■ **Written exercise**: Copy out each line of the data that holds the word "证明原溶液中一定有".
################
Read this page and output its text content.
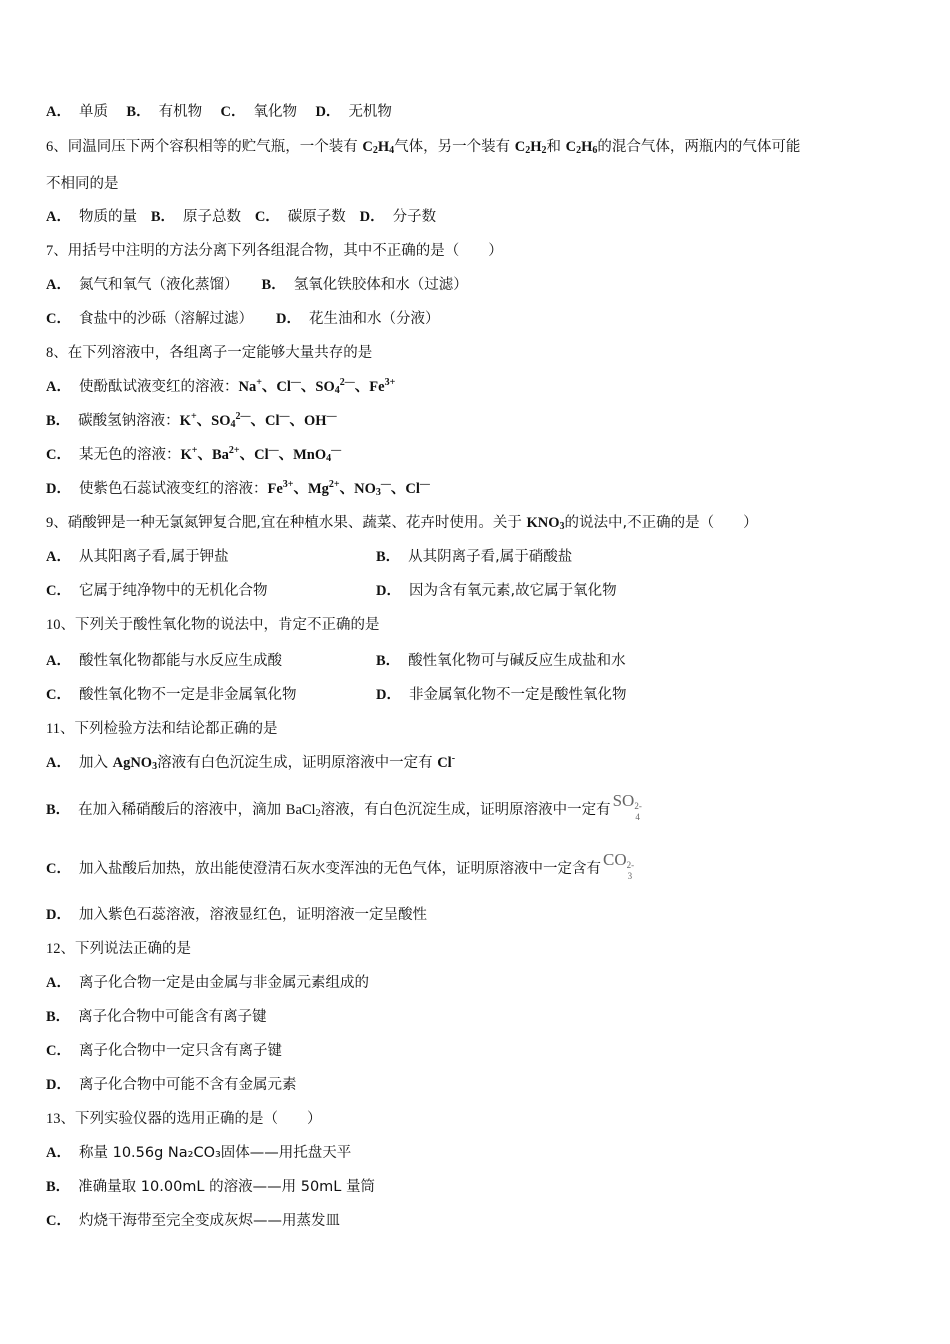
A． 单质 B． 有机物 C． 氧化物 D． 无机物
6、同温同压下两个容积相等的贮气瓶，一个装有 $C_2H_4$气体，另一个装有 $C_2H_2$和 $C_2H_6$的混合气体，两瓶内的气体可能
不相同的是
A． 物质的量 B． 原子总数 C． 碳原子数 D． 分子数
7、用括号中注明的方法分离下列各组混合物，其中不正确的是（　　）
A． 氮气和氧气（液化蒸馏） B． 氢氧化铁胶体和水（过滤）
C． 食盐中的沙砾（溶解过滤） D． 花生油和水（分液）
8、在下列溶液中，各组离子一定能够大量共存的是
A． 使酚酞试液变红的溶液：Na+、Cl—、$SO_4^{2—}$、$Fe^{3+}$
B． 碳酸氢钠溶液：K+、$SO_4^{2—}$、Cl—、OH—
C． 某无色的溶液：K+、$Ba^{2+}$、Cl—、MnO$_4$—
D． 使紫色石蕊试液变红的溶液：$Fe^{3+}$、$Mg^{2+}$、$NO_3^—$、Cl—
9、硝酸钾是一种无氯氮钾复合肥,宜在种植水果、蔬菜、花卉时使用。关于 $KNO_3$的说法中,不正确的是（　　）
A． 从其阳离子看,属于钾盐	B． 从其阴离子看,属于硝酸盐
C． 它属于纯净物中的无机化合物	D． 因为含有氧元素,故它属于氧化物
10、下列关于酸性氧化物的说法中，肯定不正确的是
A． 酸性氧化物都能与水反应生成酸	B． 酸性氧化物可与碱反应生成盐和水
C． 酸性氧化物不一定是非金属氧化物	D． 非金属氧化物不一定是酸性氧化物
11、下列检验方法和结论都正确的是
A． 加入 AgNO$_3$溶液有白色沉淀生成，证明原溶液中一定有 Cl-
B． 在加入稀硝酸后的溶液中，滴加 BaCl$_2$溶液，有白色沉淀生成，证明原溶液中一定有 SO 2-
4
C． 加入盐酸后加热，放出能使澄清石灰水变浑浊的无色气体，证明原溶液中一定含有 CO 2-
3
D． 加入紫色石蕊溶液，溶液显红色，证明溶液一定呈酸性
12、下列说法正确的是
A． 离子化合物一定是由金属与非金属元素组成的
B． 离子化合物中可能含有离子键
C． 离子化合物中一定只含有离子键
D． 离子化合物中可能不含有金属元素
13、下列实验仪器的选用正确的是（　　）
A． 称量 10.56g Na₂CO₃固体——用托盘天平
B． 准确量取 10.00mL 的溶液——用 50mL 量筒
C． 灼烧干海带至完全变成灰烬——用蒸发皿
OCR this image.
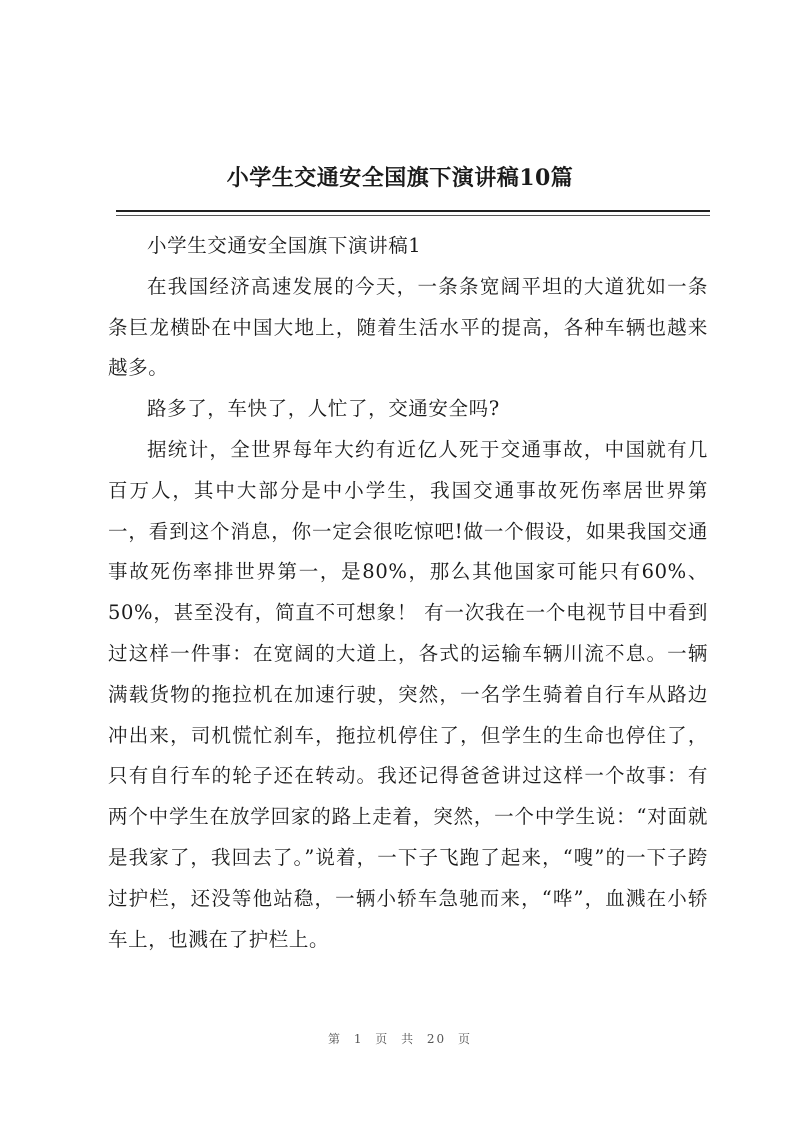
小学生交通安全国旗下演讲稿10篇

小学生交通安全国旗下演讲稿1

在我国经济高速发展的今天，一条条宽阔平坦的大道犹如一条条巨龙横卧在中国大地上，随着生活水平的提高，各种车辆也越来越多。

路多了，车快了，人忙了，交通安全吗?

据统计，全世界每年大约有近亿人死于交通事故，中国就有几百万人，其中大部分是中小学生，我国交通事故死伤率居世界第一，看到这个消息，你一定会很吃惊吧!做一个假设，如果我国交通事故死伤率排世界第一，是80%，那么其他国家可能只有60%、50%，甚至没有，简直不可想象！ 有一次我在一个电视节目中看到过这样一件事：在宽阔的大道上，各式的运输车辆川流不息。一辆满载货物的拖拉机在加速行驶，突然，一名学生骑着自行车从路边冲出来，司机慌忙刹车，拖拉机停住了，但学生的生命也停住了，只有自行车的轮子还在转动。我还记得爸爸讲过这样一个故事：有两个中学生在放学回家的路上走着，突然，一个中学生说：“对面就是我家了，我回去了。”说着，一下子飞跑了起来，“嗖”的一下子跨过护栏，还没等他站稳，一辆小轿车急驰而来，“哗”，血溅在小轿车上，也溅在了护栏上。

第 1 页 共 20 页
################
■ **Full solution**:
A． 加入 AgNO$_3$溶液有白色沉淀生成，证明原溶液中一定有 Cl-
B． 在加入稀硝酸后的溶液中，滴加 BaCl$_2$溶液，有白色沉淀生成，证明原溶液中一定有 SO 2-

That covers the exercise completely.